Data supplied →
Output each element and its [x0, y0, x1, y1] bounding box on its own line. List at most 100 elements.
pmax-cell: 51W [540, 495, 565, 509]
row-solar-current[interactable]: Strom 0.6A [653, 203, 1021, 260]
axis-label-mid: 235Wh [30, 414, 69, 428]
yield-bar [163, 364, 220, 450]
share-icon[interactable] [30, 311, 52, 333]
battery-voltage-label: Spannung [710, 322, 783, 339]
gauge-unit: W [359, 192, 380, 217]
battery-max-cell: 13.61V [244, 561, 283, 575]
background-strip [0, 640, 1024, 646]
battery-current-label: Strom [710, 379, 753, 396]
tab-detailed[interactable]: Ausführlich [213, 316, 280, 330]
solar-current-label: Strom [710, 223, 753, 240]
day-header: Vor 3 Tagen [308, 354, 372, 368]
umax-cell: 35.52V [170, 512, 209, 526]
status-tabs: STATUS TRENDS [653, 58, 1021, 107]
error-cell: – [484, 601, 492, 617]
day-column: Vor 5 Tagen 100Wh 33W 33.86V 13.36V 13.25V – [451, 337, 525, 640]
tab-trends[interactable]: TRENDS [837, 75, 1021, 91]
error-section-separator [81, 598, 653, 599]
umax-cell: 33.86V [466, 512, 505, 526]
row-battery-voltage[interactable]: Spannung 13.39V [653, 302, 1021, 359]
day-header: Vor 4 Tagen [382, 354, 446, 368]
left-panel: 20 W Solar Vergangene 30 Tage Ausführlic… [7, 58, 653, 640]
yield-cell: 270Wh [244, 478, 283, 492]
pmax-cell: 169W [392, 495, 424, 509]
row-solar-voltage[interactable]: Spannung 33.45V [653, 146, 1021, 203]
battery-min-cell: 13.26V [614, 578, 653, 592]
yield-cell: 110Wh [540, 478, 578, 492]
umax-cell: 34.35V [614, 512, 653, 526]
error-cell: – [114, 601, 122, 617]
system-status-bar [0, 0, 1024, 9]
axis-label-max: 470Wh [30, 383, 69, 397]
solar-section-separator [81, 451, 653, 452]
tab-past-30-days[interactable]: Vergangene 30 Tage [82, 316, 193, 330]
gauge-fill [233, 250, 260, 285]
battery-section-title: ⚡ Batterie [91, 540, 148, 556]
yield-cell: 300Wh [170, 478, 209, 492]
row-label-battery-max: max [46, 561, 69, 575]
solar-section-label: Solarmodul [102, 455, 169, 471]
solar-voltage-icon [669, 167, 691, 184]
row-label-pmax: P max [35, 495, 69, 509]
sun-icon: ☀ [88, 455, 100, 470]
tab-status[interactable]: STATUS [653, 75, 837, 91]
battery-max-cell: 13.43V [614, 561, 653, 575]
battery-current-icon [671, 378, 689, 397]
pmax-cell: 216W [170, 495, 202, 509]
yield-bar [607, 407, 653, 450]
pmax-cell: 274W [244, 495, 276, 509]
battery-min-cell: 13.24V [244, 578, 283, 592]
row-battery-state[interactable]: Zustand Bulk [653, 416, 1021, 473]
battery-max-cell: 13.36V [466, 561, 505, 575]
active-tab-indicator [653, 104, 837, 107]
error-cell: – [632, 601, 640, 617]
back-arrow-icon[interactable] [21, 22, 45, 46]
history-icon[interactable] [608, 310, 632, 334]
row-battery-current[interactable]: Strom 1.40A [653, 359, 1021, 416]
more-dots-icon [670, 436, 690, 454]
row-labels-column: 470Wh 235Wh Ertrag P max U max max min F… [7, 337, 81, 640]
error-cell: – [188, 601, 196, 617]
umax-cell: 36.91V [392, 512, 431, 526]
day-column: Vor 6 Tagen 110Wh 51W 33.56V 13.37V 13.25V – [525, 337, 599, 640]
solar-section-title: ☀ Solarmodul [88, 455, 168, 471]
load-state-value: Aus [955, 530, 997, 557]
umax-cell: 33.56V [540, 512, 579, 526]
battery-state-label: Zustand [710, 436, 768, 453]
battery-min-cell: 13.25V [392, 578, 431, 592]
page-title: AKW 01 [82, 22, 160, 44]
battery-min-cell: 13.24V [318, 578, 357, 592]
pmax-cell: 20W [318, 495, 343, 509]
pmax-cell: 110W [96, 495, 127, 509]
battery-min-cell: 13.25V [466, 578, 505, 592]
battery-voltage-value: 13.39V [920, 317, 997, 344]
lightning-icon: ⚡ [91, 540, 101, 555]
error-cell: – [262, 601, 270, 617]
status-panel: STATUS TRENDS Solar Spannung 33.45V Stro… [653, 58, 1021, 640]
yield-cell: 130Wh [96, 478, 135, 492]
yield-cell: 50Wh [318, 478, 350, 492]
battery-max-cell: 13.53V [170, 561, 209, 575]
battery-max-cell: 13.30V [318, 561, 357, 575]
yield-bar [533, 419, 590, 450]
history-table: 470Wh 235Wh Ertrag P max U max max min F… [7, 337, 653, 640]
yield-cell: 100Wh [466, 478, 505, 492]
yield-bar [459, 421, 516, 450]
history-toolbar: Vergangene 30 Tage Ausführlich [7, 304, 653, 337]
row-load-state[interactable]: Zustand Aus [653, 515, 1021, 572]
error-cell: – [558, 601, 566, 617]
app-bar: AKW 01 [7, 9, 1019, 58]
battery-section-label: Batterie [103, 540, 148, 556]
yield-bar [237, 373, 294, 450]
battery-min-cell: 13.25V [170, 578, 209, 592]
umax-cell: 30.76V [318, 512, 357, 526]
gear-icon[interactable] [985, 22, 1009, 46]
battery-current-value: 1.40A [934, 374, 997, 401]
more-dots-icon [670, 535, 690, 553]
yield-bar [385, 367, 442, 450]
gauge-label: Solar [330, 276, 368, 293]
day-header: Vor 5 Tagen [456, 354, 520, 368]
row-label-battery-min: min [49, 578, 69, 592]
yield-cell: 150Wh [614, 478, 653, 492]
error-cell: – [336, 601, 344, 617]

==

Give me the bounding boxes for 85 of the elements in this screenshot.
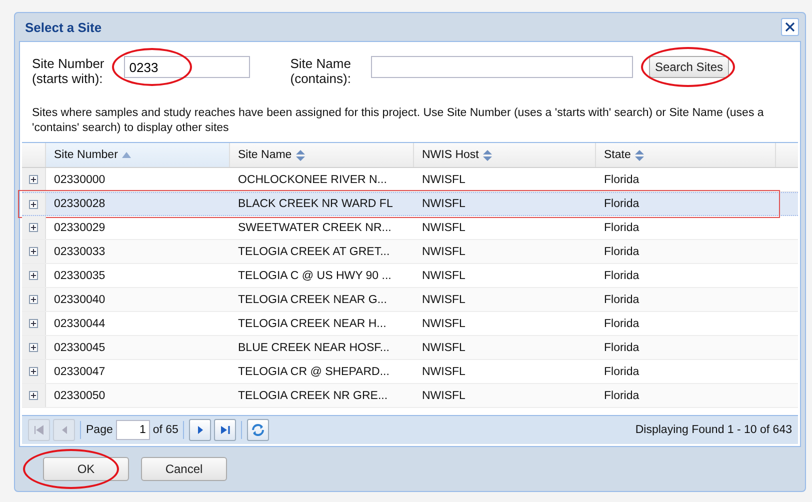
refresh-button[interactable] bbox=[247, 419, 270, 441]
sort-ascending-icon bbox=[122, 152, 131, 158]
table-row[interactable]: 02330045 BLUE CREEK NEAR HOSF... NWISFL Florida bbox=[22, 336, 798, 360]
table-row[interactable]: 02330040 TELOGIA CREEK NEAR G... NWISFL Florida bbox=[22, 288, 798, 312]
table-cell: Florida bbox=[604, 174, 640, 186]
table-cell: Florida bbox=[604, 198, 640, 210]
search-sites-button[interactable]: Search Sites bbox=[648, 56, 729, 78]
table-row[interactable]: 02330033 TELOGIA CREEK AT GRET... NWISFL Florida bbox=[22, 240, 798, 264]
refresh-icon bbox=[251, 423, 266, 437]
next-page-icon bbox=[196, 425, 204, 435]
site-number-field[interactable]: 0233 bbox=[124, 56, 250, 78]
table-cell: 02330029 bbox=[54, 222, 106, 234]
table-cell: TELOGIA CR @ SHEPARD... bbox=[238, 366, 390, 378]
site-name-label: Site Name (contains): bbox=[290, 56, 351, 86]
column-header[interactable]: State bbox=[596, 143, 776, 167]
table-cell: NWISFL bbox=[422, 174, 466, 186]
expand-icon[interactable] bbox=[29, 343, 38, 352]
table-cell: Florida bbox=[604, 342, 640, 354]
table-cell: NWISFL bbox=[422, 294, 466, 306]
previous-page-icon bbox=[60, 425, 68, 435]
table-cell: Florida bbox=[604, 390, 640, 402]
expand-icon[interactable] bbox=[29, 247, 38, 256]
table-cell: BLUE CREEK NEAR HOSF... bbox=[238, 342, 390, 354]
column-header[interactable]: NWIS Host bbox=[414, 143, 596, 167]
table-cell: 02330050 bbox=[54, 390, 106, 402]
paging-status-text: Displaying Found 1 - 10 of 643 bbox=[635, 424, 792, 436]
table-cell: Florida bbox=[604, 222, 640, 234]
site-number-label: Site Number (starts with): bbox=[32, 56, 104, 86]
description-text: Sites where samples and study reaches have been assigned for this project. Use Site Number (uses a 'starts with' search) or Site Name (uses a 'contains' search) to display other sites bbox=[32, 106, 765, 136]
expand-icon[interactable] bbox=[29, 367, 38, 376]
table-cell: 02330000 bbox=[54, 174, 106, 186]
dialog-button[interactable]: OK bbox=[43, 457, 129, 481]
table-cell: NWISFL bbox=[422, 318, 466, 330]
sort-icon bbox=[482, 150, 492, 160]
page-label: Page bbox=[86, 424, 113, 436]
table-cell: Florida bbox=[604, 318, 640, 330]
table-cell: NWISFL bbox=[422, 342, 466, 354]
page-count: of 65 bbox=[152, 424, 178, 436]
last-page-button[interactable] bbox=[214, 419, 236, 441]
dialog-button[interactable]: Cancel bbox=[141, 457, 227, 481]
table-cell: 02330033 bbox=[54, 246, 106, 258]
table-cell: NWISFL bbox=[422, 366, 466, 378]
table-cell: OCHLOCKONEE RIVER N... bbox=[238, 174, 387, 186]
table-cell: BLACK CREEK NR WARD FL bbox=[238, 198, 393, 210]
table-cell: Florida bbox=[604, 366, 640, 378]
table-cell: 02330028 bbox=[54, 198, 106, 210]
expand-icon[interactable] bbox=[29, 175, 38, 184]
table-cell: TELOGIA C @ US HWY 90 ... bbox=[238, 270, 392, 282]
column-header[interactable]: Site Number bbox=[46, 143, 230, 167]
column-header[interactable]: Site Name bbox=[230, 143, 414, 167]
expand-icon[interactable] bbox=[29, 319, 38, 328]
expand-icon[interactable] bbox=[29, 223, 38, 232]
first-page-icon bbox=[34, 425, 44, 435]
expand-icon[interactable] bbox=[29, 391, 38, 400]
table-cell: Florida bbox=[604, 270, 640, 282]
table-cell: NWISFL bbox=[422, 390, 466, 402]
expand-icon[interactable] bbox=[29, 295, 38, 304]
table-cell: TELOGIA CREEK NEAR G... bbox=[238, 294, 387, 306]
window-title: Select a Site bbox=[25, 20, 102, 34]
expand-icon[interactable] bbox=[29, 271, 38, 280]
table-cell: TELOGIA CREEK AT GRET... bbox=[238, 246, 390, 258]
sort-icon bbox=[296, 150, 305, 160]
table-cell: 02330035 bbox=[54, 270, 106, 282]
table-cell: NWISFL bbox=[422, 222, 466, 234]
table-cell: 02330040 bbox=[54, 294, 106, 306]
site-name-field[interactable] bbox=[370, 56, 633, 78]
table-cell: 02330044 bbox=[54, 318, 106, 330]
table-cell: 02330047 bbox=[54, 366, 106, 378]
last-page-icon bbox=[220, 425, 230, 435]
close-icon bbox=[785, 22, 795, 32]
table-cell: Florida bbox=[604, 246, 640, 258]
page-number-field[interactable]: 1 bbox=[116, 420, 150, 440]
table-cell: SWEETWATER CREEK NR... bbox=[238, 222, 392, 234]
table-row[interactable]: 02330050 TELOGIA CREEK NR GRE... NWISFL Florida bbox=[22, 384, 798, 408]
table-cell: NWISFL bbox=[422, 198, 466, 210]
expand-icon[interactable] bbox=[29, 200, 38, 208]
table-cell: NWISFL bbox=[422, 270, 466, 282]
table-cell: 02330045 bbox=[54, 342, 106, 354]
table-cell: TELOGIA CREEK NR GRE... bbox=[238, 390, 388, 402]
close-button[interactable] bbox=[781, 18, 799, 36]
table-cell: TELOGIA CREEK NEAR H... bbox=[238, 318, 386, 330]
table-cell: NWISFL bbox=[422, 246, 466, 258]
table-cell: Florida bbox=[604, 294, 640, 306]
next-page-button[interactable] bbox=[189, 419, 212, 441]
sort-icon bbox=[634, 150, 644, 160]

* * *

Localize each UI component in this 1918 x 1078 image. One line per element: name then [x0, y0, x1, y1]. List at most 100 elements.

Task instructions → Please recast the entries above, from the line containing "Give me the" through the line containing "table-row[interactable]: 02330045 BLUE", as a two-column CSV with the headers instruction and response. Use one row per entry, put each field in quotes, replace line breaks with spaces, and leave out the pictures.

Result of this task →
instruction,response
"Give me the bounding boxes for 85 of the elements in this screenshot.","refresh-button[interactable] bbox=[247, 419, 270, 441] sort-ascending-icon bbox=[122, 152, 131, 158] table-row[interactable]: 02330045 BLUE CREEK NEAR HOSF... NWISFL Florida bbox=[22, 336, 798, 360]"